WHAT THIS TASK INVOLVES
Could you give the data below again, exactly and completely?

[Records excerpted from a collection]
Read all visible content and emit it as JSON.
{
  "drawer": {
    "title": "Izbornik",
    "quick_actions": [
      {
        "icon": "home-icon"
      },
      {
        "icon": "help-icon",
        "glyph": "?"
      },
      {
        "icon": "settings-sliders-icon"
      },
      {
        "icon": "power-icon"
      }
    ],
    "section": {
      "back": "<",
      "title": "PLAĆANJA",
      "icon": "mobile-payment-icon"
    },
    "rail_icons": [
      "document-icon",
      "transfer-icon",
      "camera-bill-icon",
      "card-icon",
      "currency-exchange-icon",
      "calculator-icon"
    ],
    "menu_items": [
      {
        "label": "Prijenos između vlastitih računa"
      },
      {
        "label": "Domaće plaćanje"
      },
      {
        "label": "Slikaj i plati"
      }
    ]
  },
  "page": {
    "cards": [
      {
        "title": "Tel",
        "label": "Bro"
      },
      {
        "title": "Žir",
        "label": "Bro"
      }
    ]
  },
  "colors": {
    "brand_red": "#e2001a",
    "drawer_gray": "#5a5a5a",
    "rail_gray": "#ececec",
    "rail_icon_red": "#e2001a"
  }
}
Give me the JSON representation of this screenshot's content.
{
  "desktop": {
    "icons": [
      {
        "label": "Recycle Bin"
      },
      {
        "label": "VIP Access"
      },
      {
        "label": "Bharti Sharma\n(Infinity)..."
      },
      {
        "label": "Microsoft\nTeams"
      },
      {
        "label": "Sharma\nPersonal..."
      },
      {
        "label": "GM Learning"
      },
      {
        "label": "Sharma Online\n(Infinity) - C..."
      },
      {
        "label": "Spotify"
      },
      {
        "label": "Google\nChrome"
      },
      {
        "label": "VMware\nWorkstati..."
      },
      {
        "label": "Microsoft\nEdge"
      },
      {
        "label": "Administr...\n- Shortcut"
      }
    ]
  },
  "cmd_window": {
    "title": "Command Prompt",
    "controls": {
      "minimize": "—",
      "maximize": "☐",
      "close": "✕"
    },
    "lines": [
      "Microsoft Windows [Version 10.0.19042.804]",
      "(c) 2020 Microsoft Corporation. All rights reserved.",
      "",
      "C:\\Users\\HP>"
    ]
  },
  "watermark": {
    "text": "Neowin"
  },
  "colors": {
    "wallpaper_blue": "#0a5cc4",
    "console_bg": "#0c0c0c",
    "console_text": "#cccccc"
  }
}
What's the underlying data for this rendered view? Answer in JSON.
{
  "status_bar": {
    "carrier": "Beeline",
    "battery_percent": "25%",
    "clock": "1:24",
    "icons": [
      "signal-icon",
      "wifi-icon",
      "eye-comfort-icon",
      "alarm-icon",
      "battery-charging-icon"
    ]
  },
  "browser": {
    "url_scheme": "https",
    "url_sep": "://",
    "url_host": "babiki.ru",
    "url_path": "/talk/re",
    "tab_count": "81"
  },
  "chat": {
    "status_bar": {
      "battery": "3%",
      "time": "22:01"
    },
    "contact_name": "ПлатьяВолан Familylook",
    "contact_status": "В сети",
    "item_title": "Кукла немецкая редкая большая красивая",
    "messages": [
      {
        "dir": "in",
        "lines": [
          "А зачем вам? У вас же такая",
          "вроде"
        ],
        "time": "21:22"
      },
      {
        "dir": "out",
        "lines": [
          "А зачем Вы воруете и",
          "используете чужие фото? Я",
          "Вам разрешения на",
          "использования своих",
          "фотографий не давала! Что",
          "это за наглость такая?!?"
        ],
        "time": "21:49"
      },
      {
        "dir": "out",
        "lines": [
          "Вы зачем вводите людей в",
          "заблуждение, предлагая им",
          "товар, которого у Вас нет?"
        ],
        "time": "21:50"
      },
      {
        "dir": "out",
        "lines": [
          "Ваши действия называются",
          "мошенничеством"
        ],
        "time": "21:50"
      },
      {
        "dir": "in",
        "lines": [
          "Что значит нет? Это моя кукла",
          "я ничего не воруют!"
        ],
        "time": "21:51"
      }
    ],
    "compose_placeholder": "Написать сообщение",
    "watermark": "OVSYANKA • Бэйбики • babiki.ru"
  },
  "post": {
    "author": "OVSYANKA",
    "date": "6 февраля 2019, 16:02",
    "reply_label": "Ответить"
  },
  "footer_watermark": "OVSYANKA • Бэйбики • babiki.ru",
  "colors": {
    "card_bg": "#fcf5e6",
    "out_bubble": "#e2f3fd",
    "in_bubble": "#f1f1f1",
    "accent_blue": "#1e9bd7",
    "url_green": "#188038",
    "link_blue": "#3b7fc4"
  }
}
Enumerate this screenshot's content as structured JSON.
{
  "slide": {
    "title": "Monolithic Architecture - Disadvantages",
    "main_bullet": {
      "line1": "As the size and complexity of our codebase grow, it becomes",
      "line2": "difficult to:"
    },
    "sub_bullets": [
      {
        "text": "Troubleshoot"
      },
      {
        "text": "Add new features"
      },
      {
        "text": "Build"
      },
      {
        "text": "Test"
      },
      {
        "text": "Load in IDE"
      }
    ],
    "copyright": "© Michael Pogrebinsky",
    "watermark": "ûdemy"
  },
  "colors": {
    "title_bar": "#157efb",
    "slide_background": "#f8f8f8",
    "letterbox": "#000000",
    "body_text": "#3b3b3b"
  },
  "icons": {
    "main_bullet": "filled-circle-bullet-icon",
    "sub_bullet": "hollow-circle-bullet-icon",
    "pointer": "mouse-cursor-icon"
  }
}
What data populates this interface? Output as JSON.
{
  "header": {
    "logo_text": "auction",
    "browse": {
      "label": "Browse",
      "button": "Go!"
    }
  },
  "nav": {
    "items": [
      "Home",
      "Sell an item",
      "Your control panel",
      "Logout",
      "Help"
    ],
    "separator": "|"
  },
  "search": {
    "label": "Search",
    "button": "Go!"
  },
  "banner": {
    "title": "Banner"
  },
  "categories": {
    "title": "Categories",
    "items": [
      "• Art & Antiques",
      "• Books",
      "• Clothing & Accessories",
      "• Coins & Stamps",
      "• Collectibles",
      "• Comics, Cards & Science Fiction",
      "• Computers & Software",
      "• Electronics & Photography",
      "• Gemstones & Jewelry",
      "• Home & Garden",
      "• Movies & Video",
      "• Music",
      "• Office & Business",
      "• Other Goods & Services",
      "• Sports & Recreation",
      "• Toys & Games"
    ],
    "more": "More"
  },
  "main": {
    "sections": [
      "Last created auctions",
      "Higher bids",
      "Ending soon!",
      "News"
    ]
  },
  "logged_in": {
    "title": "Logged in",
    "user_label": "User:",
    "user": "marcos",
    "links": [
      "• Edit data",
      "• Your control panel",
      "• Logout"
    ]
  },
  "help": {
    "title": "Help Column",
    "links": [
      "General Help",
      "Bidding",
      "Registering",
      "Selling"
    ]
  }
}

SOLUTION TO THIS EXERCISE
Read all visible content and emit it as JSON.
{
  "drawer": {
    "title": "Izbornik",
    "quick_actions": [
      {
        "icon": "home-icon"
      },
      {
        "icon": "help-icon",
        "glyph": "?"
      },
      {
        "icon": "settings-sliders-icon"
      },
      {
        "icon": "power-icon"
      }
    ],
    "section": {
      "back": "<",
      "title": "PLAĆANJA",
      "icon": "mobile-payment-icon"
    },
    "rail_icons": [
      "document-icon",
      "transfer-icon",
      "camera-bill-icon",
      "card-icon",
      "currency-exchange-icon",
      "calculator-icon"
    ],
    "menu_items": [
      {
        "label": "Prijenos između vlastitih računa"
      },
      {
        "label": "Domaće plaćanje"
      },
      {
        "label": "Slikaj i plati"
      }
    ]
  },
  "page": {
    "cards": [
      {
        "title": "Tel",
        "label": "Bro"
      },
      {
        "title": "Žir",
        "label": "Bro"
      }
    ]
  },
  "colors": {
    "brand_red": "#e2001a",
    "drawer_gray": "#5a5a5a",
    "rail_gray": "#ececec",
    "rail_icon_red": "#e2001a"
  }
}
Give me the JSON representation of this screenshot's content.
{
  "desktop": {
    "icons": [
      {
        "label": "Recycle Bin"
      },
      {
        "label": "VIP Access"
      },
      {
        "label": "Bharti Sharma\n(Infinity)..."
      },
      {
        "label": "Microsoft\nTeams"
      },
      {
        "label": "Sharma\nPersonal..."
      },
      {
        "label": "GM Learning"
      },
      {
        "label": "Sharma Online\n(Infinity) - C..."
      },
      {
        "label": "Spotify"
      },
      {
        "label": "Google\nChrome"
      },
      {
        "label": "VMware\nWorkstati..."
      },
      {
        "label": "Microsoft\nEdge"
      },
      {
        "label": "Administr...\n- Shortcut"
      }
    ]
  },
  "cmd_window": {
    "title": "Command Prompt",
    "controls": {
      "minimize": "—",
      "maximize": "☐",
      "close": "✕"
    },
    "lines": [
      "Microsoft Windows [Version 10.0.19042.804]",
      "(c) 2020 Microsoft Corporation. All rights reserved.",
      "",
      "C:\\Users\\HP>"
    ]
  },
  "watermark": {
    "text": "Neowin"
  },
  "colors": {
    "wallpaper_blue": "#0a5cc4",
    "console_bg": "#0c0c0c",
    "console_text": "#cccccc"
  }
}
What's the underlying data for this rendered view? Answer in JSON.
{
  "status_bar": {
    "carrier": "Beeline",
    "battery_percent": "25%",
    "clock": "1:24",
    "icons": [
      "signal-icon",
      "wifi-icon",
      "eye-comfort-icon",
      "alarm-icon",
      "battery-charging-icon"
    ]
  },
  "browser": {
    "url_scheme": "https",
    "url_sep": "://",
    "url_host": "babiki.ru",
    "url_path": "/talk/re",
    "tab_count": "81"
  },
  "chat": {
    "status_bar": {
      "battery": "3%",
      "time": "22:01"
    },
    "contact_name": "ПлатьяВолан Familylook",
    "contact_status": "В сети",
    "item_title": "Кукла немецкая редкая большая красивая",
    "messages": [
      {
        "dir": "in",
        "lines": [
          "А зачем вам? У вас же такая",
          "вроде"
        ],
        "time": "21:22"
      },
      {
        "dir": "out",
        "lines": [
          "А зачем Вы воруете и",
          "используете чужие фото? Я",
          "Вам разрешения на",
          "использования своих",
          "фотографий не давала! Что",
          "это за наглость такая?!?"
        ],
        "time": "21:49"
      },
      {
        "dir": "out",
        "lines": [
          "Вы зачем вводите людей в",
          "заблуждение, предлагая им",
          "товар, которого у Вас нет?"
        ],
        "time": "21:50"
      },
      {
        "dir": "out",
        "lines": [
          "Ваши действия называются",
          "мошенничеством"
        ],
        "time": "21:50"
      },
      {
        "dir": "in",
        "lines": [
          "Что значит нет? Это моя кукла",
          "я ничего не воруют!"
        ],
        "time": "21:51"
      }
    ],
    "compose_placeholder": "Написать сообщение",
    "watermark": "OVSYANKA • Бэйбики • babiki.ru"
  },
  "post": {
    "author": "OVSYANKA",
    "date": "6 февраля 2019, 16:02",
    "reply_label": "Ответить"
  },
  "footer_watermark": "OVSYANKA • Бэйбики • babiki.ru",
  "colors": {
    "card_bg": "#fcf5e6",
    "out_bubble": "#e2f3fd",
    "in_bubble": "#f1f1f1",
    "accent_blue": "#1e9bd7",
    "url_green": "#188038",
    "link_blue": "#3b7fc4"
  }
}
Enumerate this screenshot's content as structured JSON.
{
  "slide": {
    "title": "Monolithic Architecture - Disadvantages",
    "main_bullet": {
      "line1": "As the size and complexity of our codebase grow, it becomes",
      "line2": "difficult to:"
    },
    "sub_bullets": [
      {
        "text": "Troubleshoot"
      },
      {
        "text": "Add new features"
      },
      {
        "text": "Build"
      },
      {
        "text": "Test"
      },
      {
        "text": "Load in IDE"
      }
    ],
    "copyright": "© Michael Pogrebinsky",
    "watermark": "ûdemy"
  },
  "colors": {
    "title_bar": "#157efb",
    "slide_background": "#f8f8f8",
    "letterbox": "#000000",
    "body_text": "#3b3b3b"
  },
  "icons": {
    "main_bullet": "filled-circle-bullet-icon",
    "sub_bullet": "hollow-circle-bullet-icon",
    "pointer": "mouse-cursor-icon"
  }
}
What data populates this interface? Output as JSON.
{
  "header": {
    "logo_text": "auction",
    "browse": {
      "label": "Browse",
      "button": "Go!"
    }
  },
  "nav": {
    "items": [
      "Home",
      "Sell an item",
      "Your control panel",
      "Logout",
      "Help"
    ],
    "separator": "|"
  },
  "search": {
    "label": "Search",
    "button": "Go!"
  },
  "banner": {
    "title": "Banner"
  },
  "categories": {
    "title": "Categories",
    "items": [
      "• Art & Antiques",
      "• Books",
      "• Clothing & Accessories",
      "• Coins & Stamps",
      "• Collectibles",
      "• Comics, Cards & Science Fiction",
      "• Computers & Software",
      "• Electronics & Photography",
      "• Gemstones & Jewelry",
      "• Home & Garden",
      "• Movies & Video",
      "• Music",
      "• Office & Business",
      "• Other Goods & Services",
      "• Sports & Recreation",
      "• Toys & Games"
    ],
    "more": "More"
  },
  "main": {
    "sections": [
      "Last created auctions",
      "Higher bids",
      "Ending soon!",
      "News"
    ]
  },
  "logged_in": {
    "title": "Logged in",
    "user_label": "User:",
    "user": "marcos",
    "links": [
      "• Edit data",
      "• Your control panel",
      "• Logout"
    ]
  },
  "help": {
    "title": "Help Column",
    "links": [
      "General Help",
      "Bidding",
      "Registering",
      "Selling"
    ]
  }
}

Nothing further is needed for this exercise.